Your goal: What follows is a block of records; reproduce all of it verbatim.

Stored entries
-- START --
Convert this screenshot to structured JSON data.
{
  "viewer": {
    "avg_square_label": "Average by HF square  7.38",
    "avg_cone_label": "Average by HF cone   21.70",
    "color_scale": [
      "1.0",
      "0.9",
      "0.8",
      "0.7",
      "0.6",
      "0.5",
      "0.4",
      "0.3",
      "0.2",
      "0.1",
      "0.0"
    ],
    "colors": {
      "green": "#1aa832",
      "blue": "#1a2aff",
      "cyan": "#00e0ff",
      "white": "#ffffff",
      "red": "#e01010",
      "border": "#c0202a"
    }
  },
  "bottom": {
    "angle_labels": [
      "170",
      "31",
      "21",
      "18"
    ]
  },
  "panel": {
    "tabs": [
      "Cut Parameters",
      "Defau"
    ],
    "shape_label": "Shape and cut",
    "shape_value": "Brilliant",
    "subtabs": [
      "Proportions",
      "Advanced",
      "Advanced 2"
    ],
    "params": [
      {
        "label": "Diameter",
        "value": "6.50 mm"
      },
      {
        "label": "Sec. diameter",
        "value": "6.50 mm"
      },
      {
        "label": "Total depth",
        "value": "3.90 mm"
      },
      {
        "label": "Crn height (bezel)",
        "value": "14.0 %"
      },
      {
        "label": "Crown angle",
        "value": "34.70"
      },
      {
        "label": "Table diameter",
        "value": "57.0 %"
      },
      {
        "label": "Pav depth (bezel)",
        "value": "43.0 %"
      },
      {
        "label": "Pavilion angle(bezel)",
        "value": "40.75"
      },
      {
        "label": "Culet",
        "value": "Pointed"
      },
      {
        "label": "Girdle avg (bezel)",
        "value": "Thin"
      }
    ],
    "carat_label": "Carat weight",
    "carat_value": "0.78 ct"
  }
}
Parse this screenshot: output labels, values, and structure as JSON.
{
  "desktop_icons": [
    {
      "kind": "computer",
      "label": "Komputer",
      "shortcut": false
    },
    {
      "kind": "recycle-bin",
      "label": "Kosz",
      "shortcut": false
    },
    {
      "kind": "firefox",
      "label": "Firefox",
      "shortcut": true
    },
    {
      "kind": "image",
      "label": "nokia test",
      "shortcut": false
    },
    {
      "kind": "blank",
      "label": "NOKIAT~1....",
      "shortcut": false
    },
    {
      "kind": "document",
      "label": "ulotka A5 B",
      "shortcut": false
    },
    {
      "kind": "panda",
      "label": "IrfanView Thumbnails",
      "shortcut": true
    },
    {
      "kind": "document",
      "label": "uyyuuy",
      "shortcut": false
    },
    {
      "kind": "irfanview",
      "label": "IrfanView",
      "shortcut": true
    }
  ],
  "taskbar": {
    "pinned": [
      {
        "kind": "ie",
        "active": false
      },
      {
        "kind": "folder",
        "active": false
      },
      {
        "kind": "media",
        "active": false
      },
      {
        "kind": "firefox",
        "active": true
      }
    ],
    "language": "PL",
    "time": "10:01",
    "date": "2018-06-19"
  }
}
-- END --
Completed task:
Convert this screenshot to structured JSON data.
{
  "viewer": {
    "avg_square_label": "Average by HF square  7.38",
    "avg_cone_label": "Average by HF cone   21.70",
    "color_scale": [
      "1.0",
      "0.9",
      "0.8",
      "0.7",
      "0.6",
      "0.5",
      "0.4",
      "0.3",
      "0.2",
      "0.1",
      "0.0"
    ],
    "colors": {
      "green": "#1aa832",
      "blue": "#1a2aff",
      "cyan": "#00e0ff",
      "white": "#ffffff",
      "red": "#e01010",
      "border": "#c0202a"
    }
  },
  "bottom": {
    "angle_labels": [
      "170",
      "31",
      "21",
      "18"
    ]
  },
  "panel": {
    "tabs": [
      "Cut Parameters",
      "Defau"
    ],
    "shape_label": "Shape and cut",
    "shape_value": "Brilliant",
    "subtabs": [
      "Proportions",
      "Advanced",
      "Advanced 2"
    ],
    "params": [
      {
        "label": "Diameter",
        "value": "6.50 mm"
      },
      {
        "label": "Sec. diameter",
        "value": "6.50 mm"
      },
      {
        "label": "Total depth",
        "value": "3.90 mm"
      },
      {
        "label": "Crn height (bezel)",
        "value": "14.0 %"
      },
      {
        "label": "Crown angle",
        "value": "34.70"
      },
      {
        "label": "Table diameter",
        "value": "57.0 %"
      },
      {
        "label": "Pav depth (bezel)",
        "value": "43.0 %"
      },
      {
        "label": "Pavilion angle(bezel)",
        "value": "40.75"
      },
      {
        "label": "Culet",
        "value": "Pointed"
      },
      {
        "label": "Girdle avg (bezel)",
        "value": "Thin"
      }
    ],
    "carat_label": "Carat weight",
    "carat_value": "0.78 ct"
  }
}
Parse this screenshot: output labels, values, and structure as JSON.
{
  "desktop_icons": [
    {
      "kind": "computer",
      "label": "Komputer",
      "shortcut": false
    },
    {
      "kind": "recycle-bin",
      "label": "Kosz",
      "shortcut": false
    },
    {
      "kind": "firefox",
      "label": "Firefox",
      "shortcut": true
    },
    {
      "kind": "image",
      "label": "nokia test",
      "shortcut": false
    },
    {
      "kind": "blank",
      "label": "NOKIAT~1....",
      "shortcut": false
    },
    {
      "kind": "document",
      "label": "ulotka A5 B",
      "shortcut": false
    },
    {
      "kind": "panda",
      "label": "IrfanView Thumbnails",
      "shortcut": true
    },
    {
      "kind": "document",
      "label": "uyyuuy",
      "shortcut": false
    },
    {
      "kind": "irfanview",
      "label": "IrfanView",
      "shortcut": true
    }
  ],
  "taskbar": {
    "pinned": [
      {
        "kind": "ie",
        "active": false
      },
      {
        "kind": "folder",
        "active": false
      },
      {
        "kind": "media",
        "active": false
      },
      {
        "kind": "firefox",
        "active": true
      }
    ],
    "language": "PL",
    "time": "10:01",
    "date": "2018-06-19"
  }
}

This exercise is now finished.